Supplied data |
- - - - - - -
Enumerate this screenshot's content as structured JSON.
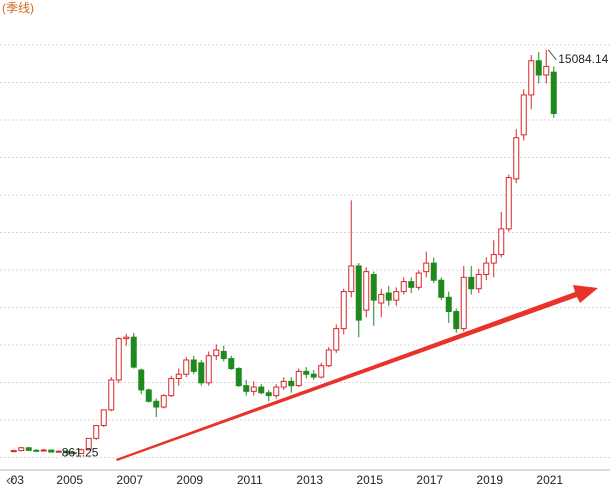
{
  "chart_data": {
    "type": "candlestick",
    "subtitle": "(季线)",
    "categories": [
      null,
      "03",
      null,
      null,
      null,
      null,
      null,
      null,
      "2005",
      null,
      null,
      null,
      null,
      null,
      null,
      null,
      "2007",
      null,
      null,
      null,
      null,
      null,
      null,
      null,
      "2009",
      null,
      null,
      null,
      null,
      null,
      null,
      null,
      "2011",
      null,
      null,
      null,
      null,
      null,
      null,
      null,
      "2013",
      null,
      null,
      null,
      null,
      null,
      null,
      null,
      "2015",
      null,
      null,
      null,
      null,
      null,
      null,
      null,
      "2017",
      null,
      null,
      null,
      null,
      null,
      null,
      null,
      "2019",
      null,
      null,
      null,
      null,
      null,
      null,
      null,
      "2021"
    ],
    "open": [
      1000,
      1020,
      1120,
      1030,
      1010,
      1040,
      970,
      1000,
      950,
      920,
      1050,
      1450,
      1900,
      2450,
      3500,
      4950,
      5000,
      3850,
      3150,
      2750,
      2550,
      2950,
      3550,
      3700,
      4200,
      4100,
      3400,
      4350,
      4500,
      4250,
      3900,
      3300,
      3100,
      3250,
      3050,
      2950,
      3250,
      3450,
      3300,
      3800,
      3700,
      3600,
      4000,
      4550,
      5300,
      6600,
      7500,
      5950,
      7200,
      6200,
      6550,
      6300,
      6600,
      6950,
      6750,
      7300,
      7600,
      7000,
      6400,
      5900,
      5300,
      7100,
      6700,
      7200,
      7600,
      7900,
      8800,
      10556,
      12100,
      13500,
      14700,
      14200,
      14300
    ],
    "high": [
      1050,
      1150,
      1150,
      1080,
      1080,
      1060,
      1020,
      1030,
      1000,
      1100,
      1450,
      1900,
      2450,
      3600,
      5000,
      5120,
      5150,
      3900,
      3200,
      2850,
      3000,
      3650,
      3900,
      4300,
      4350,
      4200,
      4500,
      4750,
      4700,
      4350,
      3950,
      3500,
      3450,
      3350,
      3150,
      3350,
      3600,
      3600,
      3900,
      3950,
      3850,
      4100,
      4650,
      5450,
      6700,
      9800,
      7600,
      7450,
      7300,
      6700,
      6800,
      6750,
      7100,
      7100,
      7350,
      8000,
      7800,
      7100,
      6600,
      6000,
      7500,
      7500,
      7400,
      7800,
      8400,
      9400,
      10700,
      12300,
      13700,
      14900,
      15000,
      15084.14,
      14500
    ],
    "low": [
      960,
      1000,
      1000,
      980,
      990,
      950,
      940,
      920,
      861.25,
      900,
      1030,
      1400,
      1850,
      2400,
      3400,
      4700,
      3900,
      3000,
      2700,
      2200,
      2500,
      2900,
      3300,
      3600,
      3700,
      3300,
      3300,
      4200,
      4150,
      3850,
      3250,
      2950,
      2950,
      3000,
      2750,
      2850,
      3150,
      3050,
      3250,
      3550,
      3500,
      3550,
      3950,
      4450,
      5100,
      6400,
      5000,
      5700,
      5400,
      5700,
      6100,
      6100,
      6500,
      6550,
      6650,
      7100,
      6900,
      6300,
      5500,
      5150,
      5200,
      6500,
      6550,
      7000,
      7100,
      7800,
      8700,
      10400,
      11900,
      13000,
      13900,
      13900,
      12700
    ],
    "close": [
      1020,
      1120,
      1030,
      1010,
      1040,
      970,
      1000,
      950,
      920,
      1050,
      1450,
      1900,
      2450,
      3500,
      4950,
      5000,
      3950,
      3150,
      2750,
      2550,
      2950,
      3550,
      3700,
      4200,
      3800,
      3400,
      4350,
      4550,
      4250,
      3900,
      3300,
      3100,
      3250,
      3050,
      2950,
      3250,
      3450,
      3300,
      3800,
      3700,
      3600,
      4000,
      4550,
      5300,
      6600,
      7500,
      5600,
      7300,
      6300,
      6500,
      6300,
      6600,
      6950,
      6750,
      7250,
      7600,
      7000,
      6400,
      5900,
      5300,
      7100,
      6700,
      7200,
      7600,
      7900,
      8800,
      10600,
      12000,
      13500,
      14700,
      14200,
      14500,
      12850
    ],
    "up_color": "#d9262c",
    "down_color": "#1e8a1e",
    "ylim": [
      340,
      16130
    ],
    "grid": true
  }
}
- - - - - - -
Work to be completed |
Without including any pictures, print each record exactly.

Final answer |
Enumerate this screenshot's content as structured JSON.
{
  "chart_data": {
    "type": "candlestick",
    "subtitle": "(季线)",
    "categories": [
      null,
      "03",
      null,
      null,
      null,
      null,
      null,
      null,
      "2005",
      null,
      null,
      null,
      null,
      null,
      null,
      null,
      "2007",
      null,
      null,
      null,
      null,
      null,
      null,
      null,
      "2009",
      null,
      null,
      null,
      null,
      null,
      null,
      null,
      "2011",
      null,
      null,
      null,
      null,
      null,
      null,
      null,
      "2013",
      null,
      null,
      null,
      null,
      null,
      null,
      null,
      "2015",
      null,
      null,
      null,
      null,
      null,
      null,
      null,
      "2017",
      null,
      null,
      null,
      null,
      null,
      null,
      null,
      "2019",
      null,
      null,
      null,
      null,
      null,
      null,
      null,
      "2021"
    ],
    "open": [
      1000,
      1020,
      1120,
      1030,
      1010,
      1040,
      970,
      1000,
      950,
      920,
      1050,
      1450,
      1900,
      2450,
      3500,
      4950,
      5000,
      3850,
      3150,
      2750,
      2550,
      2950,
      3550,
      3700,
      4200,
      4100,
      3400,
      4350,
      4500,
      4250,
      3900,
      3300,
      3100,
      3250,
      3050,
      2950,
      3250,
      3450,
      3300,
      3800,
      3700,
      3600,
      4000,
      4550,
      5300,
      6600,
      7500,
      5950,
      7200,
      6200,
      6550,
      6300,
      6600,
      6950,
      6750,
      7300,
      7600,
      7000,
      6400,
      5900,
      5300,
      7100,
      6700,
      7200,
      7600,
      7900,
      8800,
      10556,
      12100,
      13500,
      14700,
      14200,
      14300
    ],
    "high": [
      1050,
      1150,
      1150,
      1080,
      1080,
      1060,
      1020,
      1030,
      1000,
      1100,
      1450,
      1900,
      2450,
      3600,
      5000,
      5120,
      5150,
      3900,
      3200,
      2850,
      3000,
      3650,
      3900,
      4300,
      4350,
      4200,
      4500,
      4750,
      4700,
      4350,
      3950,
      3500,
      3450,
      3350,
      3150,
      3350,
      3600,
      3600,
      3900,
      3950,
      3850,
      4100,
      4650,
      5450,
      6700,
      9800,
      7600,
      7450,
      7300,
      6700,
      6800,
      6750,
      7100,
      7100,
      7350,
      8000,
      7800,
      7100,
      6600,
      6000,
      7500,
      7500,
      7400,
      7800,
      8400,
      9400,
      10700,
      12300,
      13700,
      14900,
      15000,
      15084.14,
      14500
    ],
    "low": [
      960,
      1000,
      1000,
      980,
      990,
      950,
      940,
      920,
      861.25,
      900,
      1030,
      1400,
      1850,
      2400,
      3400,
      4700,
      3900,
      3000,
      2700,
      2200,
      2500,
      2900,
      3300,
      3600,
      3700,
      3300,
      3300,
      4200,
      4150,
      3850,
      3250,
      2950,
      2950,
      3000,
      2750,
      2850,
      3150,
      3050,
      3250,
      3550,
      3500,
      3550,
      3950,
      4450,
      5100,
      6400,
      5000,
      5700,
      5400,
      5700,
      6100,
      6100,
      6500,
      6550,
      6650,
      7100,
      6900,
      6300,
      5500,
      5150,
      5200,
      6500,
      6550,
      7000,
      7100,
      7800,
      8700,
      10400,
      11900,
      13000,
      13900,
      13900,
      12700
    ],
    "close": [
      1020,
      1120,
      1030,
      1010,
      1040,
      970,
      1000,
      950,
      920,
      1050,
      1450,
      1900,
      2450,
      3500,
      4950,
      5000,
      3950,
      3150,
      2750,
      2550,
      2950,
      3550,
      3700,
      4200,
      3800,
      3400,
      4350,
      4550,
      4250,
      3900,
      3300,
      3100,
      3250,
      3050,
      2950,
      3250,
      3450,
      3300,
      3800,
      3700,
      3600,
      4000,
      4550,
      5300,
      6600,
      7500,
      5600,
      7300,
      6300,
      6500,
      6300,
      6600,
      6950,
      6750,
      7250,
      7600,
      7000,
      6400,
      5900,
      5300,
      7100,
      6700,
      7200,
      7600,
      7900,
      8800,
      10600,
      12000,
      13500,
      14700,
      14200,
      14500,
      12850
    ],
    "up_color": "#d9262c",
    "down_color": "#1e8a1e",
    "ylim": [
      340,
      16130
    ],
    "grid": true
  }
}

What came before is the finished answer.